§ THE DATA:
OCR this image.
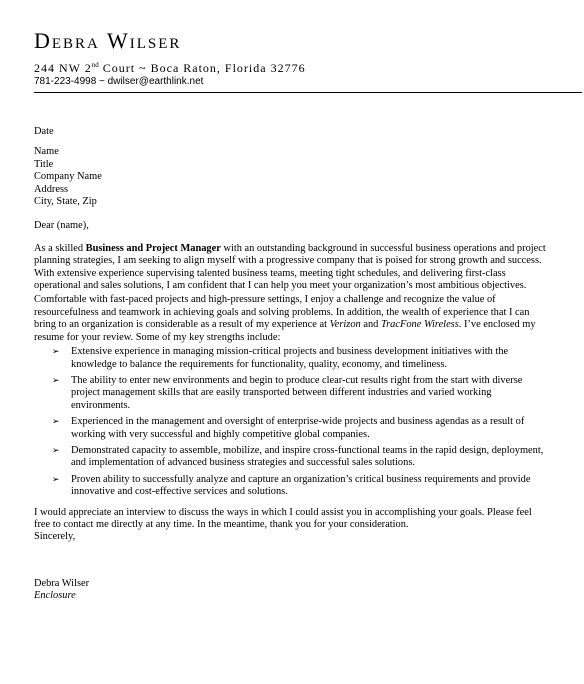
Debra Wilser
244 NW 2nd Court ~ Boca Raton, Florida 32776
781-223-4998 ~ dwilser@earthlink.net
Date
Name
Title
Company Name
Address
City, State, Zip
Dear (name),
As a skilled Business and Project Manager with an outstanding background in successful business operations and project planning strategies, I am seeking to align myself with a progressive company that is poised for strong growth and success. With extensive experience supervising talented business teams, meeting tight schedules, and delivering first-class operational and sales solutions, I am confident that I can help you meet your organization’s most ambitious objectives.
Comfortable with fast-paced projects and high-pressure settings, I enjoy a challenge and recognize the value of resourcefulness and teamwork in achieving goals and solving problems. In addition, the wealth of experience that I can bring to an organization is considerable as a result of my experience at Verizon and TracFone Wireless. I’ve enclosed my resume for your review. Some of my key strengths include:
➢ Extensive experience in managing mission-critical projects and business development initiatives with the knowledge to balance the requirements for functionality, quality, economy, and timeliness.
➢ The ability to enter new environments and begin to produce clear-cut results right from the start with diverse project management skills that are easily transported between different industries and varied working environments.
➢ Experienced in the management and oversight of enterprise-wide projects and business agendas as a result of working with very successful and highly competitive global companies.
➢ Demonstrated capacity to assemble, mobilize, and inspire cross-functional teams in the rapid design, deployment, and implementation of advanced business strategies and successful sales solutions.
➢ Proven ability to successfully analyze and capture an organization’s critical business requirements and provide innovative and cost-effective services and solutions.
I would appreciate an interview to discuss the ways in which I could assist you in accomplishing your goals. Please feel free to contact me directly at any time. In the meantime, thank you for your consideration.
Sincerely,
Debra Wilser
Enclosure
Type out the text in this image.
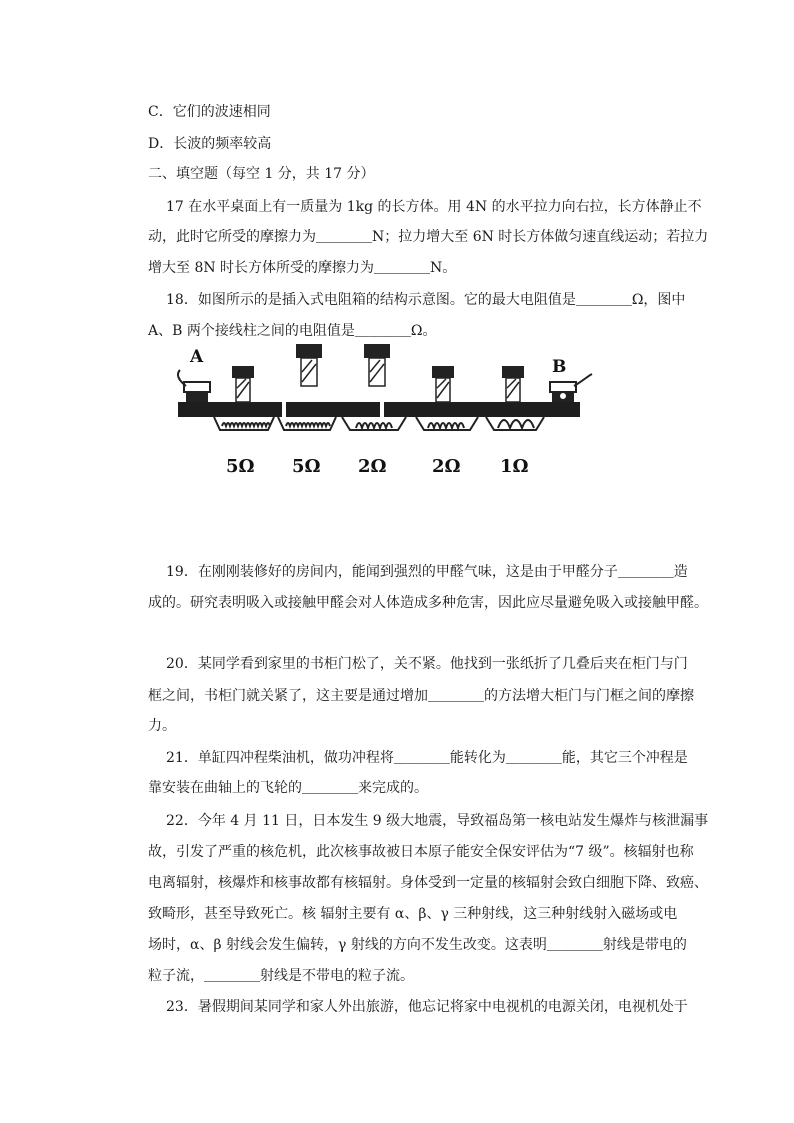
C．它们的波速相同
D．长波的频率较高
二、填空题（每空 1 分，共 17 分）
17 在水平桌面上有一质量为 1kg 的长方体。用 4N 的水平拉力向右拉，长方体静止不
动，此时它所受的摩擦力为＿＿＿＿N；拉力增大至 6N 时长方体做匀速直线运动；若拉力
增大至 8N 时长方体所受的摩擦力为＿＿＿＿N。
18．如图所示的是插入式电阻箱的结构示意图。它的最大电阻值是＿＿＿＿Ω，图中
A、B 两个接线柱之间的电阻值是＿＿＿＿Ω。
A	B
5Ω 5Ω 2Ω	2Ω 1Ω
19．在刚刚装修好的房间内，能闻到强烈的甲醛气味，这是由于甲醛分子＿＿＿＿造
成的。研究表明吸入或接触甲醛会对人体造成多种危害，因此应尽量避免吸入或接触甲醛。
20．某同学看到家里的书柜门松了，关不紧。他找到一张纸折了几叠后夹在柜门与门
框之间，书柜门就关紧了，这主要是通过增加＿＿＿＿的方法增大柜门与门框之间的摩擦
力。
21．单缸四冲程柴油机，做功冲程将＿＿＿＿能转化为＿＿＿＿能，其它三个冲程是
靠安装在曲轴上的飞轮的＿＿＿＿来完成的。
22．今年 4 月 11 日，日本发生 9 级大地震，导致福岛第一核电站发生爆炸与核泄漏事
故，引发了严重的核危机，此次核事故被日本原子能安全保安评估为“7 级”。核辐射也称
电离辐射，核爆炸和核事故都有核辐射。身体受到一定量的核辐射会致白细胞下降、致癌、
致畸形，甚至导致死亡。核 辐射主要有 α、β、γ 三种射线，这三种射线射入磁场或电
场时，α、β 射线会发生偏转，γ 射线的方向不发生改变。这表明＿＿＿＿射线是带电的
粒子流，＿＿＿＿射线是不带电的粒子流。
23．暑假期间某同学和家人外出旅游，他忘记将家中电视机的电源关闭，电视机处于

§ TASK GOAL: Copy each line of the listing in which the word "this" can be found.

§ TASK ANSWER:
OCR this image.
Type out the text in this image.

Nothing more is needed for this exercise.